Data records:
▼▼▼
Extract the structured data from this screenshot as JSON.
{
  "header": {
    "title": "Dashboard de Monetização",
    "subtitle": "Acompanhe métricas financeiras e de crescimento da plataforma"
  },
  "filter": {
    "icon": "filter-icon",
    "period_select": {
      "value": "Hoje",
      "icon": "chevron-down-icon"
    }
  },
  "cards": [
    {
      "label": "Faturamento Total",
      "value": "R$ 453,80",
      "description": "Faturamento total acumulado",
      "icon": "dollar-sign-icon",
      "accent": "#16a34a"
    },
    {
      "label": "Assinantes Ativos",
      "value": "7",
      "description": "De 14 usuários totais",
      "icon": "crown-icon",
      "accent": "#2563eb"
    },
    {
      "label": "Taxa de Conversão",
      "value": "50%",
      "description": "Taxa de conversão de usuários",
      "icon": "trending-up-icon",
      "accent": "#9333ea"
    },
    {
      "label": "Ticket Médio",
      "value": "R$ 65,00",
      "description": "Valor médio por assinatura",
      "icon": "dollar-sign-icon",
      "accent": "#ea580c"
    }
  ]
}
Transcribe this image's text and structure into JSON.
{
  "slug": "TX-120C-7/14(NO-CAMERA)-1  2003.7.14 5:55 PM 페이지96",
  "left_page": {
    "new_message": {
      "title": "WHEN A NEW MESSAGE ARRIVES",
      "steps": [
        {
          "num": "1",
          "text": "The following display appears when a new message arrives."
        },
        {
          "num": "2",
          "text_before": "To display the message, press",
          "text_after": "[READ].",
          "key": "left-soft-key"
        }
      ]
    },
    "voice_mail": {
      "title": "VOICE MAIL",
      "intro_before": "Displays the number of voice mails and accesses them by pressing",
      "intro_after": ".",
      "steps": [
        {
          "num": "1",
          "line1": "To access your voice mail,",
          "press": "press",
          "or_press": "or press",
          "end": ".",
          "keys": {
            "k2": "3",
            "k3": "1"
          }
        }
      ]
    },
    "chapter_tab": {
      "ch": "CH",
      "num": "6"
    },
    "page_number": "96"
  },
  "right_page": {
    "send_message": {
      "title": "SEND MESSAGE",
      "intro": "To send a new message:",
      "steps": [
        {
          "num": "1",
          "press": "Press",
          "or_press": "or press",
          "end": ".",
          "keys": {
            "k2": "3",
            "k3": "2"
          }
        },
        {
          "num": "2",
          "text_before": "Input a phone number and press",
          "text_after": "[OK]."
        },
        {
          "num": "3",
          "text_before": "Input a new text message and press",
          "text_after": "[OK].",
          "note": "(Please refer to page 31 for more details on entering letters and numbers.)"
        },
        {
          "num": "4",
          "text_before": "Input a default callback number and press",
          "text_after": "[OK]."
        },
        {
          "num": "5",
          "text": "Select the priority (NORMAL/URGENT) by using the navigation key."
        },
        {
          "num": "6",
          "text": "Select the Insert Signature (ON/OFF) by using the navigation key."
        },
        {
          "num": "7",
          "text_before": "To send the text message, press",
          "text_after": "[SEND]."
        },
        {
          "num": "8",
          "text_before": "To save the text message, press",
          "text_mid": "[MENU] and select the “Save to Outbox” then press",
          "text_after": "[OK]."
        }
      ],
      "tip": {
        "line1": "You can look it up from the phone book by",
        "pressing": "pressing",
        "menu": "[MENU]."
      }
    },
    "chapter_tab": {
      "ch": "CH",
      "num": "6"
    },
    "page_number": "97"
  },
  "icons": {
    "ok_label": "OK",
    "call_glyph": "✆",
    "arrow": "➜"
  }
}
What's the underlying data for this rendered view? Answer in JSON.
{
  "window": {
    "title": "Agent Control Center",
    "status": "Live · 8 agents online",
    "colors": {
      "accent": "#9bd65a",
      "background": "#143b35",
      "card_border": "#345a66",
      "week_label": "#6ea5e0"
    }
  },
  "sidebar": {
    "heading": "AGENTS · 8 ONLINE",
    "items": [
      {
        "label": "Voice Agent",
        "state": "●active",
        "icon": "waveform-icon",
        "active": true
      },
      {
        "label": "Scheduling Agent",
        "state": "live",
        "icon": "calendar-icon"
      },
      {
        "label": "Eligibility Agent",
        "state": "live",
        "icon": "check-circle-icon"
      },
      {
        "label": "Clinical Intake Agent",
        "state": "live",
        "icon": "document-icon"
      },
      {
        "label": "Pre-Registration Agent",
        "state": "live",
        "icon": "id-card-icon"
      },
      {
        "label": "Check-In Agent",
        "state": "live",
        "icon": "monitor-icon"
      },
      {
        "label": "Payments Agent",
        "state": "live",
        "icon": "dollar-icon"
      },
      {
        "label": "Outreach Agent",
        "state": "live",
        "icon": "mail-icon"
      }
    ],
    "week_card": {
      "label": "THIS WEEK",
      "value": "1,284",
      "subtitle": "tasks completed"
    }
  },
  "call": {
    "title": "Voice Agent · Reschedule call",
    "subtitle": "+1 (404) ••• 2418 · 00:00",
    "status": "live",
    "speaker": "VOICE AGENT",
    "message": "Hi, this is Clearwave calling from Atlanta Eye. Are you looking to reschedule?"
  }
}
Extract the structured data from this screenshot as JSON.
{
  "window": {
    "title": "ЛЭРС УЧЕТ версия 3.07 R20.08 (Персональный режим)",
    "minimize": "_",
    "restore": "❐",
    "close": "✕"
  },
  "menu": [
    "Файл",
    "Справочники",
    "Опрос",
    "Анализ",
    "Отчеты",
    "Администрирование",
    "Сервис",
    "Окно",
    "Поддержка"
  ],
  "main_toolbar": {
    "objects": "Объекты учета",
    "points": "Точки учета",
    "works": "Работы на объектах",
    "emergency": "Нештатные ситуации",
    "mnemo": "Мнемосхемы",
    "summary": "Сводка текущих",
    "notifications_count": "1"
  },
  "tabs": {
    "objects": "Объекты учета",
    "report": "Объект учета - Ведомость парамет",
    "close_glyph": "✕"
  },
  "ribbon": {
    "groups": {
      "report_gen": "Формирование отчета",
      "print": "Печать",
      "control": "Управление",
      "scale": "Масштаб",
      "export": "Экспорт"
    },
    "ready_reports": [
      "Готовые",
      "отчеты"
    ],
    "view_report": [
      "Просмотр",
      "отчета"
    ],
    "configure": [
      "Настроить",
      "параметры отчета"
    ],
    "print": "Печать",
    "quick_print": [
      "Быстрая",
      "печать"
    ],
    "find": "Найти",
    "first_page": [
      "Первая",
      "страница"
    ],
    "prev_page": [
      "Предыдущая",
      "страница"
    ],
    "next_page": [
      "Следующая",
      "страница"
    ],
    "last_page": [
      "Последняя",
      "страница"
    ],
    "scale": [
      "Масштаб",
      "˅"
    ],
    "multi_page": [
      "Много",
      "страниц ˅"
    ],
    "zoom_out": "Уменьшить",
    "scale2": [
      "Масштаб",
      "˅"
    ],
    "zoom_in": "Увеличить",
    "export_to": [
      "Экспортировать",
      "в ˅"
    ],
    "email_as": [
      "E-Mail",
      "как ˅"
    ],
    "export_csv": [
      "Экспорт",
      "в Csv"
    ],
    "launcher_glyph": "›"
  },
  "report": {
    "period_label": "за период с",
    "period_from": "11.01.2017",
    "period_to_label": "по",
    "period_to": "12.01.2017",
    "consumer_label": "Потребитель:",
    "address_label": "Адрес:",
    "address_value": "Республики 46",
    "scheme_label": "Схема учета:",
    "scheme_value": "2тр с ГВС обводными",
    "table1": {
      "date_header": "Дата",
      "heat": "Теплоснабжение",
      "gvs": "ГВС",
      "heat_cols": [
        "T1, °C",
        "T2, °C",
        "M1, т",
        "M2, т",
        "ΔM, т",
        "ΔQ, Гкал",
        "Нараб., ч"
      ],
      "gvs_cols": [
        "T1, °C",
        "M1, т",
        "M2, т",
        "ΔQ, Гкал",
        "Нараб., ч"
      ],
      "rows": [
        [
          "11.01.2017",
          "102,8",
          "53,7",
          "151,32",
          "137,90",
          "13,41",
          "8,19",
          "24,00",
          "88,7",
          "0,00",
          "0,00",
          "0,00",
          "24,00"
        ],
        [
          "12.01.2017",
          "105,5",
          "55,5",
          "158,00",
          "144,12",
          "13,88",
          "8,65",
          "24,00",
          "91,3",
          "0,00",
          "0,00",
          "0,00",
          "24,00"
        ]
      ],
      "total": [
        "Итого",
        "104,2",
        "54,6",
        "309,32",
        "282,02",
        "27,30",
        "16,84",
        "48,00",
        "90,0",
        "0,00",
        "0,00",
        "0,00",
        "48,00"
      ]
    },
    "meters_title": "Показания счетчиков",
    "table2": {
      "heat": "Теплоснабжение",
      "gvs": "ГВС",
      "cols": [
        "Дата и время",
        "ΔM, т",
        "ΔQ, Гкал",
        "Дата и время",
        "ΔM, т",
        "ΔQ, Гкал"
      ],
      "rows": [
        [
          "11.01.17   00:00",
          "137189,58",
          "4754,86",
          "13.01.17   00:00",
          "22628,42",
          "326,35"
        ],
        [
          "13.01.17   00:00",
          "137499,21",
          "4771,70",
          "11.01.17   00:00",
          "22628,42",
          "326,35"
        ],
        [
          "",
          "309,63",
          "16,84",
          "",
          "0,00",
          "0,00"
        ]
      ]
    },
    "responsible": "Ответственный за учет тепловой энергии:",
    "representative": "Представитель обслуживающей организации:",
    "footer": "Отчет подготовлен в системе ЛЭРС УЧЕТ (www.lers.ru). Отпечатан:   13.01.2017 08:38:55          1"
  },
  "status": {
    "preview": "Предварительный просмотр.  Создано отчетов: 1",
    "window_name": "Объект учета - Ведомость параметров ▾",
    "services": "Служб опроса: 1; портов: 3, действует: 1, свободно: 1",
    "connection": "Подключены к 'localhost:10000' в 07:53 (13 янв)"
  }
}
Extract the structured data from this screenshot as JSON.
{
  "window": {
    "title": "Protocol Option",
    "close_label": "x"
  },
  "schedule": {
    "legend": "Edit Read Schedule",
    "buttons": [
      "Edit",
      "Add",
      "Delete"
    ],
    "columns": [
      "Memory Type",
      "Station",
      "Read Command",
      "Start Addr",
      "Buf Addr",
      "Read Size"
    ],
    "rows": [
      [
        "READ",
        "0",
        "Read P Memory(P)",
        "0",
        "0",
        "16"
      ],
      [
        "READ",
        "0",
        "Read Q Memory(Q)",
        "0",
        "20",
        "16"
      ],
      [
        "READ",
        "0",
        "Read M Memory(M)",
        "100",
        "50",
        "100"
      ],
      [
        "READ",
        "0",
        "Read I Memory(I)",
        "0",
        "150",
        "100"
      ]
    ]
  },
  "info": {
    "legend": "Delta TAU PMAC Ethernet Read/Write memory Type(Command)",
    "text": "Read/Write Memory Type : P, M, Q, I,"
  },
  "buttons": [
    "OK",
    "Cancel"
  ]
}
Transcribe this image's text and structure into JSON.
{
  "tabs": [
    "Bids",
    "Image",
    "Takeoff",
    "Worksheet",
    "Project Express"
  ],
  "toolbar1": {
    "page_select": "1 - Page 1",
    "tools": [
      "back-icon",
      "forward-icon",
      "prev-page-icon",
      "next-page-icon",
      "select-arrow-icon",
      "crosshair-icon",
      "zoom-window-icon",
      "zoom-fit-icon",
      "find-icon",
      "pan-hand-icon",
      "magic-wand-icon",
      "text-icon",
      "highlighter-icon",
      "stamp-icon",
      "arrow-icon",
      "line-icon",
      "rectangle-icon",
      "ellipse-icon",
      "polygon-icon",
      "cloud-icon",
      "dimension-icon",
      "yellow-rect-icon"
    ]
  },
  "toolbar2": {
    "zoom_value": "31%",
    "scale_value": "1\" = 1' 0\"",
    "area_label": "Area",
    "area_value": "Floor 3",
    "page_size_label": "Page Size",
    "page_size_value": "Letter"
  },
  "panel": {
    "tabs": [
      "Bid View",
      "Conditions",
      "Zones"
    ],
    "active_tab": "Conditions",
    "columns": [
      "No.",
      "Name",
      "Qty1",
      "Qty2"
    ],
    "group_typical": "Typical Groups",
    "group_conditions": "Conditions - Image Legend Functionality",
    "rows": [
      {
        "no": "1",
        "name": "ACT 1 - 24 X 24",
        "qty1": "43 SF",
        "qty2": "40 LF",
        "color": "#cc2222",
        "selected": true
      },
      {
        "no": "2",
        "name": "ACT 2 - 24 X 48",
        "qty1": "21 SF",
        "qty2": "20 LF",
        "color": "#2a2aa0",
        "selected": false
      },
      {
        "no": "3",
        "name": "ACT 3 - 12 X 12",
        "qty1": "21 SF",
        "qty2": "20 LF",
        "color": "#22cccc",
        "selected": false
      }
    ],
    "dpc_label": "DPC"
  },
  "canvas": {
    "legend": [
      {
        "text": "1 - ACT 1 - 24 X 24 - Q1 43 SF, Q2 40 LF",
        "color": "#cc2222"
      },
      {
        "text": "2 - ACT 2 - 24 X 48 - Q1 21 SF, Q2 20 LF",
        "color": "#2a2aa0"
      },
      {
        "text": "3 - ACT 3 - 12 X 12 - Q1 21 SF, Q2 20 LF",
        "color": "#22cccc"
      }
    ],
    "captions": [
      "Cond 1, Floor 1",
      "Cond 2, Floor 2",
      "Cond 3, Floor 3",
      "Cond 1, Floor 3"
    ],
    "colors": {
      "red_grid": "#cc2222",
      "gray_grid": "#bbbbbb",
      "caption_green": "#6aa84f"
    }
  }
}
▲▲▲
Written task: Provide the number of lines containing the string "Type", with no other output.

Task result: 3